[AIM]:
How many lines in the records below contain the word "this"? Answer with the number alone.

*-*-*

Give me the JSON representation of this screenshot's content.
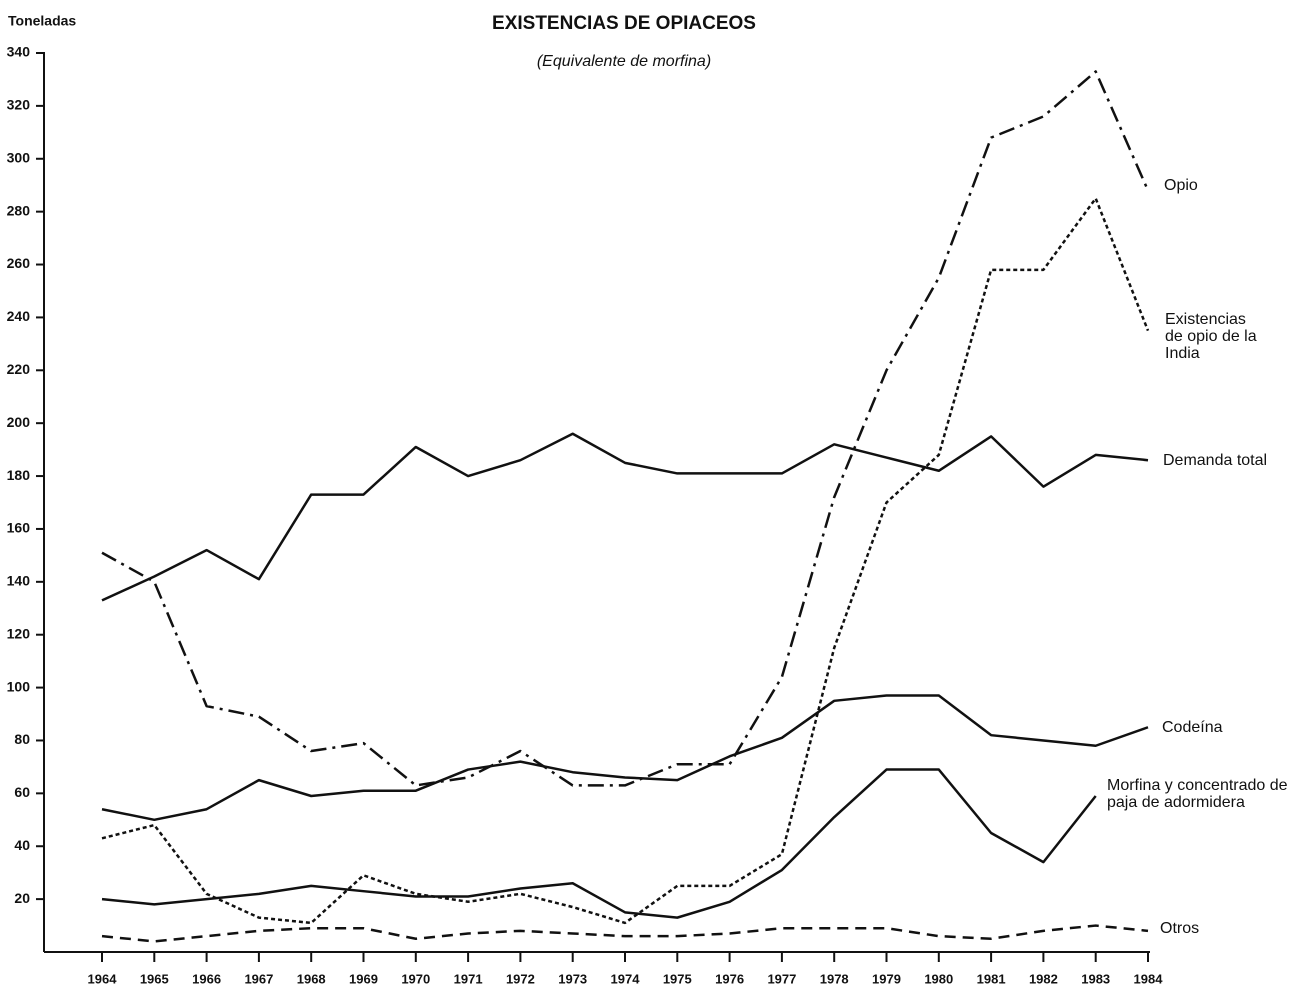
{
  "chart_data": {
    "type": "line",
    "title": "EXISTENCIAS DE OPIACEOS",
    "subtitle": "(Equivalente de morfina)",
    "y_label": "Toneladas",
    "categories": [
      "1964",
      "1965",
      "1966",
      "1967",
      "1968",
      "1969",
      "1970",
      "1971",
      "1972",
      "1973",
      "1974",
      "1975",
      "1976",
      "1977",
      "1978",
      "1979",
      "1980",
      "1981",
      "1982",
      "1983",
      "1984"
    ],
    "ylim": [
      0,
      340
    ],
    "yticks": [
      20,
      40,
      60,
      80,
      100,
      120,
      140,
      160,
      180,
      200,
      220,
      240,
      260,
      280,
      300,
      320,
      340
    ],
    "series": [
      {
        "name": "Opio",
        "color": "#111111",
        "style": "dash-dot",
        "values": [
          151,
          140,
          93,
          89,
          76,
          79,
          63,
          66,
          76,
          63,
          63,
          71,
          71,
          104,
          172,
          220,
          255,
          308,
          316,
          333,
          288
        ]
      },
      {
        "name": "Existencias de opio de la India",
        "color": "#111111",
        "style": "dotted",
        "values": [
          43,
          48,
          22,
          13,
          11,
          29,
          22,
          19,
          22,
          17,
          11,
          25,
          25,
          37,
          115,
          170,
          188,
          258,
          258,
          285,
          235
        ]
      },
      {
        "name": "Demanda total",
        "color": "#111111",
        "style": "solid",
        "values": [
          133,
          142,
          152,
          141,
          173,
          173,
          191,
          180,
          186,
          196,
          185,
          181,
          181,
          181,
          192,
          187,
          182,
          195,
          176,
          188,
          186
        ]
      },
      {
        "name": "Codeína",
        "color": "#111111",
        "style": "solid",
        "values": [
          54,
          50,
          54,
          65,
          59,
          61,
          61,
          69,
          72,
          68,
          66,
          65,
          74,
          81,
          95,
          97,
          97,
          82,
          80,
          78,
          85
        ]
      },
      {
        "name": "Morfina y concentrado de paja de adormidera",
        "color": "#111111",
        "style": "solid",
        "values": [
          20,
          18,
          20,
          22,
          25,
          23,
          21,
          21,
          24,
          26,
          15,
          13,
          19,
          31,
          51,
          69,
          69,
          45,
          34,
          59,
          null
        ]
      },
      {
        "name": "Otros",
        "color": "#111111",
        "style": "dashed",
        "values": [
          6,
          4,
          6,
          8,
          9,
          9,
          5,
          7,
          8,
          7,
          6,
          6,
          7,
          9,
          9,
          9,
          6,
          5,
          8,
          10,
          8
        ]
      }
    ]
  }
}
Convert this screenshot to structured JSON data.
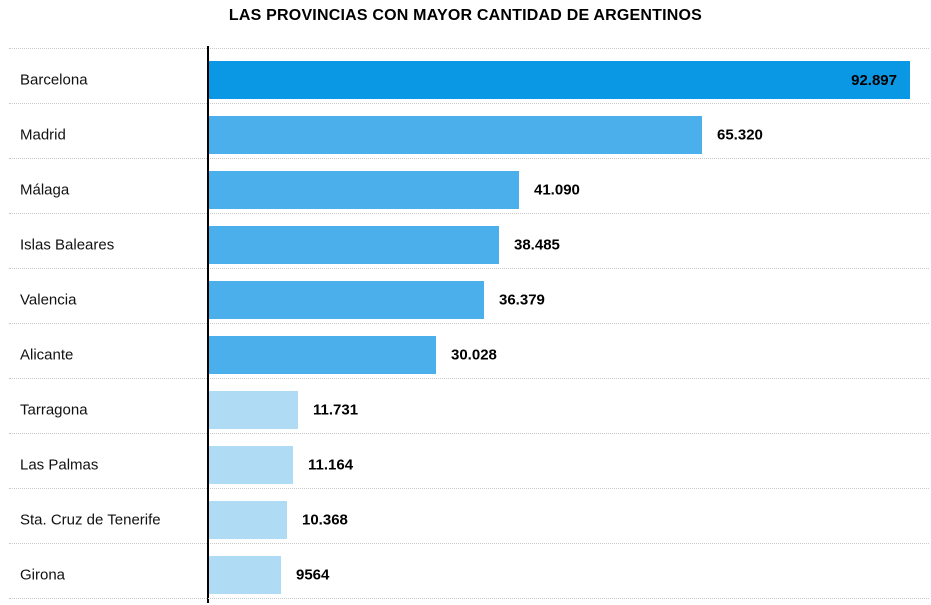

*-*-*

[COMPLETE ANSWER]:
2